> Your task: Exact reproduction of the data is required, with images excluded.

> Source records:
* * * * *

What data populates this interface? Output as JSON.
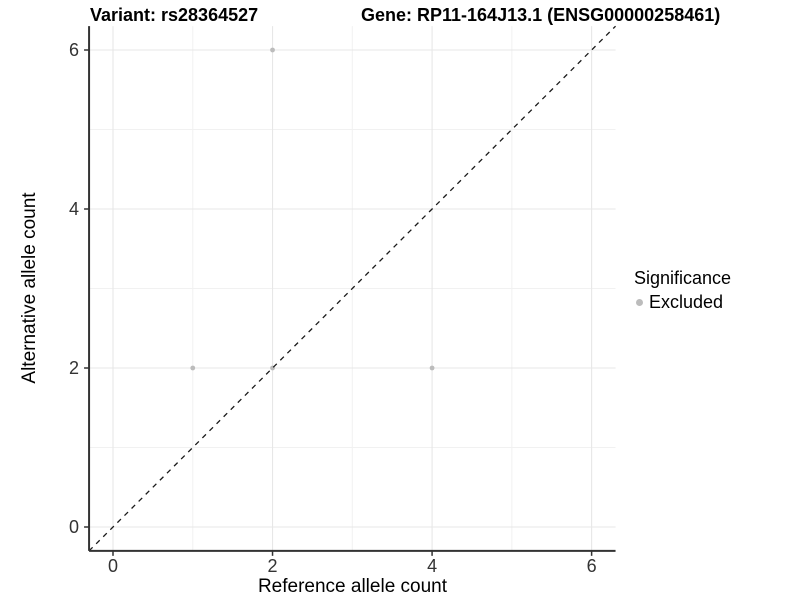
{
  "chart_data": {
    "type": "scatter",
    "title_left": "Variant: rs28364527",
    "title_right": "Gene: RP11-164J13.1 (ENSG00000258461)",
    "xlabel": "Reference allele count",
    "ylabel": "Alternative allele count",
    "xlim": [
      -0.3,
      6.3
    ],
    "ylim": [
      -0.3,
      6.3
    ],
    "x_ticks": [
      0,
      2,
      4,
      6
    ],
    "y_ticks": [
      0,
      2,
      4,
      6
    ],
    "x_minor": [
      1,
      3,
      5
    ],
    "y_minor": [
      1,
      3,
      5
    ],
    "grid": "on",
    "identity_line": {
      "style": "dashed",
      "color": "#1a1a1a",
      "slope": 1,
      "intercept": 0
    },
    "series": [
      {
        "name": "Excluded",
        "color": "#bcbcbc",
        "points": [
          [
            1,
            2
          ],
          [
            2,
            2
          ],
          [
            4,
            2
          ],
          [
            2,
            6
          ]
        ]
      }
    ],
    "legend": {
      "title": "Significance",
      "position": "right",
      "entries": [
        {
          "label": "Excluded",
          "color": "#bcbcbc"
        }
      ]
    },
    "colors": {
      "grid_major": "#e7e7e7",
      "grid_minor": "#f1f1f1",
      "axis": "#333333",
      "tick_text": "#333333"
    }
  }
}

* * * * *

> The completed task:
What data populates this interface? Output as JSON.
{
  "chart_data": {
    "type": "scatter",
    "title_left": "Variant: rs28364527",
    "title_right": "Gene: RP11-164J13.1 (ENSG00000258461)",
    "xlabel": "Reference allele count",
    "ylabel": "Alternative allele count",
    "xlim": [
      -0.3,
      6.3
    ],
    "ylim": [
      -0.3,
      6.3
    ],
    "x_ticks": [
      0,
      2,
      4,
      6
    ],
    "y_ticks": [
      0,
      2,
      4,
      6
    ],
    "x_minor": [
      1,
      3,
      5
    ],
    "y_minor": [
      1,
      3,
      5
    ],
    "grid": "on",
    "identity_line": {
      "style": "dashed",
      "color": "#1a1a1a",
      "slope": 1,
      "intercept": 0
    },
    "series": [
      {
        "name": "Excluded",
        "color": "#bcbcbc",
        "points": [
          [
            1,
            2
          ],
          [
            2,
            2
          ],
          [
            4,
            2
          ],
          [
            2,
            6
          ]
        ]
      }
    ],
    "legend": {
      "title": "Significance",
      "position": "right",
      "entries": [
        {
          "label": "Excluded",
          "color": "#bcbcbc"
        }
      ]
    },
    "colors": {
      "grid_major": "#e7e7e7",
      "grid_minor": "#f1f1f1",
      "axis": "#333333",
      "tick_text": "#333333"
    }
  }
}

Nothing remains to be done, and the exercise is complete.